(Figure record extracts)
━━━━━━━━━━━━━━━━━━━━━━━━━━━━━━
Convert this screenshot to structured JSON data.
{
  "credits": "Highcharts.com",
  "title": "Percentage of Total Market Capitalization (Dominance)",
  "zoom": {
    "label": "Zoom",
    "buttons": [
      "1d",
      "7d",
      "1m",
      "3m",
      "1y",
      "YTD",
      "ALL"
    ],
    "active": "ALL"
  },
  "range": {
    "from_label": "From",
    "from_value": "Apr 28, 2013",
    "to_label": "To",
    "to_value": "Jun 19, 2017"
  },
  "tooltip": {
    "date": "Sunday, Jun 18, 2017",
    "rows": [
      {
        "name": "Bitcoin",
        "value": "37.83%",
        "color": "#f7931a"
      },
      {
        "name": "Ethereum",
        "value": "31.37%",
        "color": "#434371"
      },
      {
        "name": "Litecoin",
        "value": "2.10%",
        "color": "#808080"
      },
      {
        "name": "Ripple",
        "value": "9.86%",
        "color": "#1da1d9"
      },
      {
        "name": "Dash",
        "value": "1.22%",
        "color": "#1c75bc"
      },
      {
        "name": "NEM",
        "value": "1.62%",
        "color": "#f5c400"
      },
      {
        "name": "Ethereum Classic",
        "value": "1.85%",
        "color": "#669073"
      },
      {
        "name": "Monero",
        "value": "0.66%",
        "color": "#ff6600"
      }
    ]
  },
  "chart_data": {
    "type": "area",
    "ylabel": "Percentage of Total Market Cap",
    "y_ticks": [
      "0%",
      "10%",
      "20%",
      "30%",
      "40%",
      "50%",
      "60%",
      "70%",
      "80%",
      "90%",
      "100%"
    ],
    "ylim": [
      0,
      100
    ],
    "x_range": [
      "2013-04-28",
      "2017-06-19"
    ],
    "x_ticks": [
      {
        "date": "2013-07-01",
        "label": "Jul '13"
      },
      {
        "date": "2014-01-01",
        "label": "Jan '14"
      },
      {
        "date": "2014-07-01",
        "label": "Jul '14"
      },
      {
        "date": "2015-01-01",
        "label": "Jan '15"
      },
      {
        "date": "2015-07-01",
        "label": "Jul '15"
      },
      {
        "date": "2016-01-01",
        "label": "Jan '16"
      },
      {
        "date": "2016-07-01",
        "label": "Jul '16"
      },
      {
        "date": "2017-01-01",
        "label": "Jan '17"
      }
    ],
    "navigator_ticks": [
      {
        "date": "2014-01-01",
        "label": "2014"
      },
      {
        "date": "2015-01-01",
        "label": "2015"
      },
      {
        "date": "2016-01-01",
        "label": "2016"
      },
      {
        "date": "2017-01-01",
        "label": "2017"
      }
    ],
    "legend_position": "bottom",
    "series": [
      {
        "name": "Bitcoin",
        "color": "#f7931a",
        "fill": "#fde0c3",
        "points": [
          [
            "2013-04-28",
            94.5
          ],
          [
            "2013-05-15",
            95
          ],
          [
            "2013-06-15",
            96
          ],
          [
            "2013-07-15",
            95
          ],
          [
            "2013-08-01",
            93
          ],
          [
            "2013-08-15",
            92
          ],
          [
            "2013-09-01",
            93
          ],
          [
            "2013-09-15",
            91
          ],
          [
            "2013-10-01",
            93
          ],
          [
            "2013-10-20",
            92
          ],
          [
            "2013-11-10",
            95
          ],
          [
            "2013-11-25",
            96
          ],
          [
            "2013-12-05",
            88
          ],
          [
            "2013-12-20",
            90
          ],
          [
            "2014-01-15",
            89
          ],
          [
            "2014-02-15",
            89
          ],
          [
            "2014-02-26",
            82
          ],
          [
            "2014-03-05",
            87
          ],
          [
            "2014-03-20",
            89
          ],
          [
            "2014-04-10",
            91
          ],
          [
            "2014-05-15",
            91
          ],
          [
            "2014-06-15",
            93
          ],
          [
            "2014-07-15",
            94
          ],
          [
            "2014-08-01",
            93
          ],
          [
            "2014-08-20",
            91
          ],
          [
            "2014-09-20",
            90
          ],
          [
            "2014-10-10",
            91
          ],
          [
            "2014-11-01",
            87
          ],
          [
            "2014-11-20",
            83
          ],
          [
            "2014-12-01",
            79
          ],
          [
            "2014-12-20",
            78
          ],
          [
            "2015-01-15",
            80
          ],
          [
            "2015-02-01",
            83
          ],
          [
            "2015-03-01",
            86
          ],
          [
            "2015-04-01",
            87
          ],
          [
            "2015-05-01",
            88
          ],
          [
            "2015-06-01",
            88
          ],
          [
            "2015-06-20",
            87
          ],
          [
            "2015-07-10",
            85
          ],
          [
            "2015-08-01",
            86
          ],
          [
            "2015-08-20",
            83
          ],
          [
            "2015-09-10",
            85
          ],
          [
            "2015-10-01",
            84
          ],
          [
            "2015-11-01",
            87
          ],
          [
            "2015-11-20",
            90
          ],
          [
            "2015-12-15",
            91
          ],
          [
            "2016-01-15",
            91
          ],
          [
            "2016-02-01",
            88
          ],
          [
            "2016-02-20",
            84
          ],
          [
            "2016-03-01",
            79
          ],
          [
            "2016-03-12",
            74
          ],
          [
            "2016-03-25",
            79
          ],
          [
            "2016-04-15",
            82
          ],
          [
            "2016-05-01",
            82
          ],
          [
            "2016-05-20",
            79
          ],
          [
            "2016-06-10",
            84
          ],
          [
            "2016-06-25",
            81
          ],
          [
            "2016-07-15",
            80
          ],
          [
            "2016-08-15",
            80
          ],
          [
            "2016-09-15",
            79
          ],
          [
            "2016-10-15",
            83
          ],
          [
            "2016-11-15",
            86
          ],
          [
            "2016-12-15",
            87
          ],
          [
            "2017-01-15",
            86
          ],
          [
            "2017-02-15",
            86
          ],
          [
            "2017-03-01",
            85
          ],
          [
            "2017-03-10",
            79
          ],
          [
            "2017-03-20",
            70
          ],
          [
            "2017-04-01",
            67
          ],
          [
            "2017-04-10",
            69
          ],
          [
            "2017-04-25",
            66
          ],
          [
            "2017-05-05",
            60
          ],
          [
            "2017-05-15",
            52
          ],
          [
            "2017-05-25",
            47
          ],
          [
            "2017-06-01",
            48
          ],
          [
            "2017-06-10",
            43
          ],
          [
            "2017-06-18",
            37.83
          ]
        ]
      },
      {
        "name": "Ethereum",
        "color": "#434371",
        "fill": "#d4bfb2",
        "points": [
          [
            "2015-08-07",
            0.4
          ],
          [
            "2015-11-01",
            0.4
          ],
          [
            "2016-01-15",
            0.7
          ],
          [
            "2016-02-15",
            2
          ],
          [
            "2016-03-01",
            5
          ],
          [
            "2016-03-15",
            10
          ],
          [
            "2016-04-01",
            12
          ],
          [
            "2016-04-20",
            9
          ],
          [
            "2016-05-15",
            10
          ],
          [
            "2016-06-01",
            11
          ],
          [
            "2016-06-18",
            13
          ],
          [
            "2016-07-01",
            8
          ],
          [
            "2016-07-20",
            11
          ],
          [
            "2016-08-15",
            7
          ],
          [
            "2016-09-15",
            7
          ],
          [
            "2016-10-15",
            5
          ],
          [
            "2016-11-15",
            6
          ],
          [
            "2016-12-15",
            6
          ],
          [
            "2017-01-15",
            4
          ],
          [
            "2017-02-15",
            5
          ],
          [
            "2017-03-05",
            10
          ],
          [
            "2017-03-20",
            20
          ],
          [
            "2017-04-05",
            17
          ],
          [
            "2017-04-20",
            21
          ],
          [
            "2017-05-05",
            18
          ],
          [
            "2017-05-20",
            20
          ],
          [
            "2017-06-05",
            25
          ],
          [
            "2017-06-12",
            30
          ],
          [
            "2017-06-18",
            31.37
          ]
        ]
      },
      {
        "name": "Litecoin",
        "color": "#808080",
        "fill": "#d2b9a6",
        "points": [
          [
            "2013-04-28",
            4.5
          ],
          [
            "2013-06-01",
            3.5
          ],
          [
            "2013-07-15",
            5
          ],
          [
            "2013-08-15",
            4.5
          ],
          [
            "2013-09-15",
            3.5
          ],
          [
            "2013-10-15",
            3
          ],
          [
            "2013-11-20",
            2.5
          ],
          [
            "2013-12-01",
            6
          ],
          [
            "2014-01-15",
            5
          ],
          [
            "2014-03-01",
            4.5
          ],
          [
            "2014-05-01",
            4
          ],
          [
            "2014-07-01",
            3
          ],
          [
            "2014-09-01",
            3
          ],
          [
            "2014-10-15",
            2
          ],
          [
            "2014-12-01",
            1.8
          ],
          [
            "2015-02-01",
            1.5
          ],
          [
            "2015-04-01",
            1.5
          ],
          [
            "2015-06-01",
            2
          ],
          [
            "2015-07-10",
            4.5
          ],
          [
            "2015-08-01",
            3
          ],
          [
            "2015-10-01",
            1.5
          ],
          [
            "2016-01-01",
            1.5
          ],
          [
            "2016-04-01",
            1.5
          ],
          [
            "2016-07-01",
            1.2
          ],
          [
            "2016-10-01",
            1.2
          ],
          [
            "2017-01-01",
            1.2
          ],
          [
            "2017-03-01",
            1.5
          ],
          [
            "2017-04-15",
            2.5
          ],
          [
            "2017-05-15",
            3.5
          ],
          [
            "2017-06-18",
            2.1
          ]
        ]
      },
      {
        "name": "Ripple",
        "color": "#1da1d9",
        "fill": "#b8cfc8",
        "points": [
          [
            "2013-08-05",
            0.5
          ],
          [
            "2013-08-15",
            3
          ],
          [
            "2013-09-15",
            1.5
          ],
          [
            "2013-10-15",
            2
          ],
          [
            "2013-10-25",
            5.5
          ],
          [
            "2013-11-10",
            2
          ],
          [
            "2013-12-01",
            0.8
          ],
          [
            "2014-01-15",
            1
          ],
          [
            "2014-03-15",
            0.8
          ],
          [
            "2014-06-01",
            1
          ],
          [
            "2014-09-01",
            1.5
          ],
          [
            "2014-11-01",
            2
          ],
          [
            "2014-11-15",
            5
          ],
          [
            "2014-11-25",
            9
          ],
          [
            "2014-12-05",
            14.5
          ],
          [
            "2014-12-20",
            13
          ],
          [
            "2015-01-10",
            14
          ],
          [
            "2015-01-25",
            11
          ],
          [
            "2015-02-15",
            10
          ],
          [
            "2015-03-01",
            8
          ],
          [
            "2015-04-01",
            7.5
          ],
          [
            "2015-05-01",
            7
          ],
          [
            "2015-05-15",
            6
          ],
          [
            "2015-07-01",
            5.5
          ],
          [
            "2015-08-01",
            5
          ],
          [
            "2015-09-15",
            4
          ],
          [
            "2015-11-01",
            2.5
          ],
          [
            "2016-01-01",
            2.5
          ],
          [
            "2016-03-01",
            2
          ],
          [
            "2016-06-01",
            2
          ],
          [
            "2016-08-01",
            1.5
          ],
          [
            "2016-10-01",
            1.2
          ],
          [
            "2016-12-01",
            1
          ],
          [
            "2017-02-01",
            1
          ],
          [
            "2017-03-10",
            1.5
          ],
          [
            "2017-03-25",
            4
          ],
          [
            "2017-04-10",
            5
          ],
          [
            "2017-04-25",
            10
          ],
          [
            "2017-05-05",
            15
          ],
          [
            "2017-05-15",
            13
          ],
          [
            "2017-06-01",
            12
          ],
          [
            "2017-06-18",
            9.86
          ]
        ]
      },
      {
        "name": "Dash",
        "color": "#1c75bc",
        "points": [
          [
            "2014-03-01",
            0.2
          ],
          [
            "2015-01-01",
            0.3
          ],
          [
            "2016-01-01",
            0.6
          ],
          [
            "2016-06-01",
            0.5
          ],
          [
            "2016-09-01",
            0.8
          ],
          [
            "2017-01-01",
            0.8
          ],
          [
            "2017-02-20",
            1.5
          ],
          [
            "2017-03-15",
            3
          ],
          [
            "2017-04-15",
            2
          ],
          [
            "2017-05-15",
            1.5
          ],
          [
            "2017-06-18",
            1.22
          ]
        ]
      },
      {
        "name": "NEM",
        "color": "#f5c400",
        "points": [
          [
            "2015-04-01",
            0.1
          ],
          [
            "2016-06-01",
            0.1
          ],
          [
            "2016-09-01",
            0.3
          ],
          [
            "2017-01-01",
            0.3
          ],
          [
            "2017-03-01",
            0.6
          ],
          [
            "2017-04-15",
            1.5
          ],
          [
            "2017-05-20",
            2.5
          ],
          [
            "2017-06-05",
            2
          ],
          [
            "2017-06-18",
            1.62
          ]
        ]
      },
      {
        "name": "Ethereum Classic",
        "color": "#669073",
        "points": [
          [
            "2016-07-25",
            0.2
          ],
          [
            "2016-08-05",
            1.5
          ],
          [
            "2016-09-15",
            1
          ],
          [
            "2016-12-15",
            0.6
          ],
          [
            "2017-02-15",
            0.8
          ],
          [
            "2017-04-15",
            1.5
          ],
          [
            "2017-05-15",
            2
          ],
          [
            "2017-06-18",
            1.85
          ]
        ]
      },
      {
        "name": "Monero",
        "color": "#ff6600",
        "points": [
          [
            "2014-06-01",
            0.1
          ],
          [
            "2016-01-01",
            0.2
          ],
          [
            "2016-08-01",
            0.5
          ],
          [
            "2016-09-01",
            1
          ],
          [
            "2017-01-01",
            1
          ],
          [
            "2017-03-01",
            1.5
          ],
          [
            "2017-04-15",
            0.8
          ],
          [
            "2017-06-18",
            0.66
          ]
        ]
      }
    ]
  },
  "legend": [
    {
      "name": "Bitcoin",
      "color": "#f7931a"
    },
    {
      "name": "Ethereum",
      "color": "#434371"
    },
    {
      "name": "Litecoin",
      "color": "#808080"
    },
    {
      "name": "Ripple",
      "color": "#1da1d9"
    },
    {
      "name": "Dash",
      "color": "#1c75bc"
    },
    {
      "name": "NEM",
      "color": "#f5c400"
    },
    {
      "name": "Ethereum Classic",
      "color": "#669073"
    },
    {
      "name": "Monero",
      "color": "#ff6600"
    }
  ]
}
━━━━━━━━━━━━━━━━━━━━━━━━━━━━━━
_Given instruction_: Pull every line containing the word "Market" out of the entries above.

_Task solution_:
  "title": "Percentage of Total Market Capitalization (Dominance)",
    "ylabel": "Percentage of Total Market Cap",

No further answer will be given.